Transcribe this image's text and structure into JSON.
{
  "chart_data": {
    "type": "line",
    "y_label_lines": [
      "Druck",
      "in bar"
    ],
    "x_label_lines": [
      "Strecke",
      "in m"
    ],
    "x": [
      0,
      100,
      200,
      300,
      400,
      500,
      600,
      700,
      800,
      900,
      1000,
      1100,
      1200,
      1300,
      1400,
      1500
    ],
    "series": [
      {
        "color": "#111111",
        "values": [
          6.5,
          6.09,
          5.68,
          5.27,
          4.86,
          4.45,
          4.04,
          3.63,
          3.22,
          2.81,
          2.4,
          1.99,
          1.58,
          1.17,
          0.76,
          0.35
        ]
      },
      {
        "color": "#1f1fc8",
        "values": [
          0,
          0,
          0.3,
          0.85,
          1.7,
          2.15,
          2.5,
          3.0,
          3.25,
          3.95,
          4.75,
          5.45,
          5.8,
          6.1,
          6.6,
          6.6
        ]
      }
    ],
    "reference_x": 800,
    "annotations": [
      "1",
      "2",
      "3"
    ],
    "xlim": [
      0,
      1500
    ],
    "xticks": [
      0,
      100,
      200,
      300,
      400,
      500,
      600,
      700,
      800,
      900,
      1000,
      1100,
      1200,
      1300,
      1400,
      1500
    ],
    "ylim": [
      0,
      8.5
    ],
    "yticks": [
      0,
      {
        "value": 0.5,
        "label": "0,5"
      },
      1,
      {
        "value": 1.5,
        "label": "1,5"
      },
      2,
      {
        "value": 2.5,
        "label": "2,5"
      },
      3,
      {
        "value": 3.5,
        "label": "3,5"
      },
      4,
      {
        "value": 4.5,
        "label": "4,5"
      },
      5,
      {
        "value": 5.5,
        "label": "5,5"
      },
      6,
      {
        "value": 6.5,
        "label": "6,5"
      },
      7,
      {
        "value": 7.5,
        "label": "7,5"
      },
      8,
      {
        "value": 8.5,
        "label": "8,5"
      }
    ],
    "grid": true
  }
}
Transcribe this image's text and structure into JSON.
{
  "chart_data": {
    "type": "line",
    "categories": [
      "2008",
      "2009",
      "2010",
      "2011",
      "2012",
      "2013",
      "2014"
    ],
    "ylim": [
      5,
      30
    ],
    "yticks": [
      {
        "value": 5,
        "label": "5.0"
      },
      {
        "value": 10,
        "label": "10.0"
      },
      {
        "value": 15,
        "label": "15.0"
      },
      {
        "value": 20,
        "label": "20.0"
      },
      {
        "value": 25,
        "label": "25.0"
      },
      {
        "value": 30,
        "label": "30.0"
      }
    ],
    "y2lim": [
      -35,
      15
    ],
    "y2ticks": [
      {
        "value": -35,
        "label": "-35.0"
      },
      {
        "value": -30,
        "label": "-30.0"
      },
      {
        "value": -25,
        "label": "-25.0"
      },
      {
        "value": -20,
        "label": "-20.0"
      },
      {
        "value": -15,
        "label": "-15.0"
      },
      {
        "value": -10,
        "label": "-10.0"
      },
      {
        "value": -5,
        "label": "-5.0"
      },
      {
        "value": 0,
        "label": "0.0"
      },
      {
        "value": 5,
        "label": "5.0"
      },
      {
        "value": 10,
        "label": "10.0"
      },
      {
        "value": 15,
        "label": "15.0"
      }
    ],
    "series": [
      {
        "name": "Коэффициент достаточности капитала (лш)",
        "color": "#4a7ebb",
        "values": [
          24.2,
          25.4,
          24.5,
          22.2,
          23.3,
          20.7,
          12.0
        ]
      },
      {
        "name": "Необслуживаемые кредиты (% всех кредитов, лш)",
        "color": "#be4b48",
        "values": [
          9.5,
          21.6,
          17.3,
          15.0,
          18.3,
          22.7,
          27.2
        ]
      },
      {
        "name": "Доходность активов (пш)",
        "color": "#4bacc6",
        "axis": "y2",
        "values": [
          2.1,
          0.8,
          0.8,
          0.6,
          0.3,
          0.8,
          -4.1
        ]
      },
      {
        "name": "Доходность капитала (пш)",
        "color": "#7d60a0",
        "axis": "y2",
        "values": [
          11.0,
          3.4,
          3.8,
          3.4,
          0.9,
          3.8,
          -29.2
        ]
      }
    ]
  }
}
· · · · · · ·
OBJECTIVE:
Each record above should be output again exactly.

TASK SOLUTION:
Transcribe this image's text and structure into JSON.
{
  "chart_data": {
    "type": "line",
    "y_label_lines": [
      "Druck",
      "in bar"
    ],
    "x_label_lines": [
      "Strecke",
      "in m"
    ],
    "x": [
      0,
      100,
      200,
      300,
      400,
      500,
      600,
      700,
      800,
      900,
      1000,
      1100,
      1200,
      1300,
      1400,
      1500
    ],
    "series": [
      {
        "color": "#111111",
        "values": [
          6.5,
          6.09,
          5.68,
          5.27,
          4.86,
          4.45,
          4.04,
          3.63,
          3.22,
          2.81,
          2.4,
          1.99,
          1.58,
          1.17,
          0.76,
          0.35
        ]
      },
      {
        "color": "#1f1fc8",
        "values": [
          0,
          0,
          0.3,
          0.85,
          1.7,
          2.15,
          2.5,
          3.0,
          3.25,
          3.95,
          4.75,
          5.45,
          5.8,
          6.1,
          6.6,
          6.6
        ]
      }
    ],
    "reference_x": 800,
    "annotations": [
      "1",
      "2",
      "3"
    ],
    "xlim": [
      0,
      1500
    ],
    "xticks": [
      0,
      100,
      200,
      300,
      400,
      500,
      600,
      700,
      800,
      900,
      1000,
      1100,
      1200,
      1300,
      1400,
      1500
    ],
    "ylim": [
      0,
      8.5
    ],
    "yticks": [
      0,
      {
        "value": 0.5,
        "label": "0,5"
      },
      1,
      {
        "value": 1.5,
        "label": "1,5"
      },
      2,
      {
        "value": 2.5,
        "label": "2,5"
      },
      3,
      {
        "value": 3.5,
        "label": "3,5"
      },
      4,
      {
        "value": 4.5,
        "label": "4,5"
      },
      5,
      {
        "value": 5.5,
        "label": "5,5"
      },
      6,
      {
        "value": 6.5,
        "label": "6,5"
      },
      7,
      {
        "value": 7.5,
        "label": "7,5"
      },
      8,
      {
        "value": 8.5,
        "label": "8,5"
      }
    ],
    "grid": true
  }
}
Transcribe this image's text and structure into JSON.
{
  "chart_data": {
    "type": "line",
    "categories": [
      "2008",
      "2009",
      "2010",
      "2011",
      "2012",
      "2013",
      "2014"
    ],
    "ylim": [
      5,
      30
    ],
    "yticks": [
      {
        "value": 5,
        "label": "5.0"
      },
      {
        "value": 10,
        "label": "10.0"
      },
      {
        "value": 15,
        "label": "15.0"
      },
      {
        "value": 20,
        "label": "20.0"
      },
      {
        "value": 25,
        "label": "25.0"
      },
      {
        "value": 30,
        "label": "30.0"
      }
    ],
    "y2lim": [
      -35,
      15
    ],
    "y2ticks": [
      {
        "value": -35,
        "label": "-35.0"
      },
      {
        "value": -30,
        "label": "-30.0"
      },
      {
        "value": -25,
        "label": "-25.0"
      },
      {
        "value": -20,
        "label": "-20.0"
      },
      {
        "value": -15,
        "label": "-15.0"
      },
      {
        "value": -10,
        "label": "-10.0"
      },
      {
        "value": -5,
        "label": "-5.0"
      },
      {
        "value": 0,
        "label": "0.0"
      },
      {
        "value": 5,
        "label": "5.0"
      },
      {
        "value": 10,
        "label": "10.0"
      },
      {
        "value": 15,
        "label": "15.0"
      }
    ],
    "series": [
      {
        "name": "Коэффициент достаточности капитала (лш)",
        "color": "#4a7ebb",
        "values": [
          24.2,
          25.4,
          24.5,
          22.2,
          23.3,
          20.7,
          12.0
        ]
      },
      {
        "name": "Необслуживаемые кредиты (% всех кредитов, лш)",
        "color": "#be4b48",
        "values": [
          9.5,
          21.6,
          17.3,
          15.0,
          18.3,
          22.7,
          27.2
        ]
      },
      {
        "name": "Доходность активов (пш)",
        "color": "#4bacc6",
        "axis": "y2",
        "values": [
          2.1,
          0.8,
          0.8,
          0.6,
          0.3,
          0.8,
          -4.1
        ]
      },
      {
        "name": "Доходность капитала (пш)",
        "color": "#7d60a0",
        "axis": "y2",
        "values": [
          11.0,
          3.4,
          3.8,
          3.4,
          0.9,
          3.8,
          -29.2
        ]
      }
    ]
  }
}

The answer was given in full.